● WHAT IS NEEDED
Leave out the pictures and repeat every record exactly.

Extracted records
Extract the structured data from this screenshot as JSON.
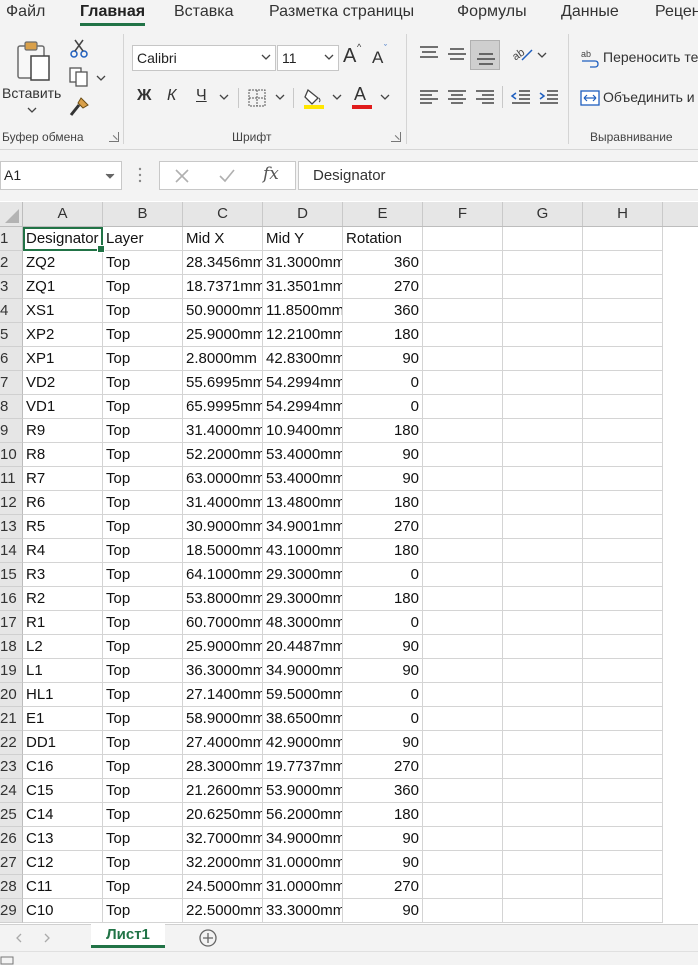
{
  "menu": {
    "tabs": [
      "Файл",
      "Главная",
      "Вставка",
      "Разметка страницы",
      "Формулы",
      "Данные",
      "Реценз"
    ],
    "active": "Главная"
  },
  "ribbon": {
    "clipboard": {
      "paste_label": "Вставить",
      "group_label": "Буфер обмена"
    },
    "font": {
      "font_name": "Calibri",
      "font_size": "11",
      "bold_label": "Ж",
      "italic_label": "К",
      "underline_label": "Ч",
      "grow_label": "A",
      "shrink_label": "A",
      "font_color_label": "A",
      "group_label": "Шрифт",
      "font_color": "#e01b1b",
      "highlight_color": "#ffe600"
    },
    "alignment": {
      "wrap_text_label": "Переносить те",
      "merge_label": "Объединить и",
      "group_label": "Выравнивание"
    }
  },
  "formula_bar": {
    "name_box": "A1",
    "fx_label": "fx",
    "content": "Designator"
  },
  "grid": {
    "columns": [
      "A",
      "B",
      "C",
      "D",
      "E",
      "F",
      "G",
      "H"
    ],
    "rows": [
      [
        "Designator",
        "Layer",
        "Mid X",
        "Mid Y",
        "Rotation"
      ],
      [
        "ZQ2",
        "Top",
        "28.3456mm",
        "31.3000mm",
        "360"
      ],
      [
        "ZQ1",
        "Top",
        "18.7371mm",
        "31.3501mm",
        "270"
      ],
      [
        "XS1",
        "Top",
        "50.9000mm",
        "11.8500mm",
        "360"
      ],
      [
        "XP2",
        "Top",
        "25.9000mm",
        "12.2100mm",
        "180"
      ],
      [
        "XP1",
        "Top",
        "2.8000mm",
        "42.8300mm",
        "90"
      ],
      [
        "VD2",
        "Top",
        "55.6995mm",
        "54.2994mm",
        "0"
      ],
      [
        "VD1",
        "Top",
        "65.9995mm",
        "54.2994mm",
        "0"
      ],
      [
        "R9",
        "Top",
        "31.4000mm",
        "10.9400mm",
        "180"
      ],
      [
        "R8",
        "Top",
        "52.2000mm",
        "53.4000mm",
        "90"
      ],
      [
        "R7",
        "Top",
        "63.0000mm",
        "53.4000mm",
        "90"
      ],
      [
        "R6",
        "Top",
        "31.4000mm",
        "13.4800mm",
        "180"
      ],
      [
        "R5",
        "Top",
        "30.9000mm",
        "34.9001mm",
        "270"
      ],
      [
        "R4",
        "Top",
        "18.5000mm",
        "43.1000mm",
        "180"
      ],
      [
        "R3",
        "Top",
        "64.1000mm",
        "29.3000mm",
        "0"
      ],
      [
        "R2",
        "Top",
        "53.8000mm",
        "29.3000mm",
        "180"
      ],
      [
        "R1",
        "Top",
        "60.7000mm",
        "48.3000mm",
        "0"
      ],
      [
        "L2",
        "Top",
        "25.9000mm",
        "20.4487mm",
        "90"
      ],
      [
        "L1",
        "Top",
        "36.3000mm",
        "34.9000mm",
        "90"
      ],
      [
        "HL1",
        "Top",
        "27.1400mm",
        "59.5000mm",
        "0"
      ],
      [
        "E1",
        "Top",
        "58.9000mm",
        "38.6500mm",
        "0"
      ],
      [
        "DD1",
        "Top",
        "27.4000mm",
        "42.9000mm",
        "90"
      ],
      [
        "C16",
        "Top",
        "28.3000mm",
        "19.7737mm",
        "270"
      ],
      [
        "C15",
        "Top",
        "21.2600mm",
        "53.9000mm",
        "360"
      ],
      [
        "C14",
        "Top",
        "20.6250mm",
        "56.2000mm",
        "180"
      ],
      [
        "C13",
        "Top",
        "32.7000mm",
        "34.9000mm",
        "90"
      ],
      [
        "C12",
        "Top",
        "32.2000mm",
        "31.0000mm",
        "90"
      ],
      [
        "C11",
        "Top",
        "24.5000mm",
        "31.0000mm",
        "270"
      ],
      [
        "C10",
        "Top",
        "22.5000mm",
        "33.3000mm",
        "90"
      ]
    ]
  },
  "sheets": {
    "active": "Лист1"
  },
  "accent_color": "#217346"
}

● FINAL RESULT
Extract the structured data from this screenshot as JSON.
{
  "menu": {
    "tabs": [
      "Файл",
      "Главная",
      "Вставка",
      "Разметка страницы",
      "Формулы",
      "Данные",
      "Реценз"
    ],
    "active": "Главная"
  },
  "ribbon": {
    "clipboard": {
      "paste_label": "Вставить",
      "group_label": "Буфер обмена"
    },
    "font": {
      "font_name": "Calibri",
      "font_size": "11",
      "bold_label": "Ж",
      "italic_label": "К",
      "underline_label": "Ч",
      "grow_label": "A",
      "shrink_label": "A",
      "font_color_label": "A",
      "group_label": "Шрифт",
      "font_color": "#e01b1b",
      "highlight_color": "#ffe600"
    },
    "alignment": {
      "wrap_text_label": "Переносить те",
      "merge_label": "Объединить и",
      "group_label": "Выравнивание"
    }
  },
  "formula_bar": {
    "name_box": "A1",
    "fx_label": "fx",
    "content": "Designator"
  },
  "grid": {
    "columns": [
      "A",
      "B",
      "C",
      "D",
      "E",
      "F",
      "G",
      "H"
    ],
    "rows": [
      [
        "Designator",
        "Layer",
        "Mid X",
        "Mid Y",
        "Rotation"
      ],
      [
        "ZQ2",
        "Top",
        "28.3456mm",
        "31.3000mm",
        "360"
      ],
      [
        "ZQ1",
        "Top",
        "18.7371mm",
        "31.3501mm",
        "270"
      ],
      [
        "XS1",
        "Top",
        "50.9000mm",
        "11.8500mm",
        "360"
      ],
      [
        "XP2",
        "Top",
        "25.9000mm",
        "12.2100mm",
        "180"
      ],
      [
        "XP1",
        "Top",
        "2.8000mm",
        "42.8300mm",
        "90"
      ],
      [
        "VD2",
        "Top",
        "55.6995mm",
        "54.2994mm",
        "0"
      ],
      [
        "VD1",
        "Top",
        "65.9995mm",
        "54.2994mm",
        "0"
      ],
      [
        "R9",
        "Top",
        "31.4000mm",
        "10.9400mm",
        "180"
      ],
      [
        "R8",
        "Top",
        "52.2000mm",
        "53.4000mm",
        "90"
      ],
      [
        "R7",
        "Top",
        "63.0000mm",
        "53.4000mm",
        "90"
      ],
      [
        "R6",
        "Top",
        "31.4000mm",
        "13.4800mm",
        "180"
      ],
      [
        "R5",
        "Top",
        "30.9000mm",
        "34.9001mm",
        "270"
      ],
      [
        "R4",
        "Top",
        "18.5000mm",
        "43.1000mm",
        "180"
      ],
      [
        "R3",
        "Top",
        "64.1000mm",
        "29.3000mm",
        "0"
      ],
      [
        "R2",
        "Top",
        "53.8000mm",
        "29.3000mm",
        "180"
      ],
      [
        "R1",
        "Top",
        "60.7000mm",
        "48.3000mm",
        "0"
      ],
      [
        "L2",
        "Top",
        "25.9000mm",
        "20.4487mm",
        "90"
      ],
      [
        "L1",
        "Top",
        "36.3000mm",
        "34.9000mm",
        "90"
      ],
      [
        "HL1",
        "Top",
        "27.1400mm",
        "59.5000mm",
        "0"
      ],
      [
        "E1",
        "Top",
        "58.9000mm",
        "38.6500mm",
        "0"
      ],
      [
        "DD1",
        "Top",
        "27.4000mm",
        "42.9000mm",
        "90"
      ],
      [
        "C16",
        "Top",
        "28.3000mm",
        "19.7737mm",
        "270"
      ],
      [
        "C15",
        "Top",
        "21.2600mm",
        "53.9000mm",
        "360"
      ],
      [
        "C14",
        "Top",
        "20.6250mm",
        "56.2000mm",
        "180"
      ],
      [
        "C13",
        "Top",
        "32.7000mm",
        "34.9000mm",
        "90"
      ],
      [
        "C12",
        "Top",
        "32.2000mm",
        "31.0000mm",
        "90"
      ],
      [
        "C11",
        "Top",
        "24.5000mm",
        "31.0000mm",
        "270"
      ],
      [
        "C10",
        "Top",
        "22.5000mm",
        "33.3000mm",
        "90"
      ]
    ]
  },
  "sheets": {
    "active": "Лист1"
  },
  "accent_color": "#217346"
}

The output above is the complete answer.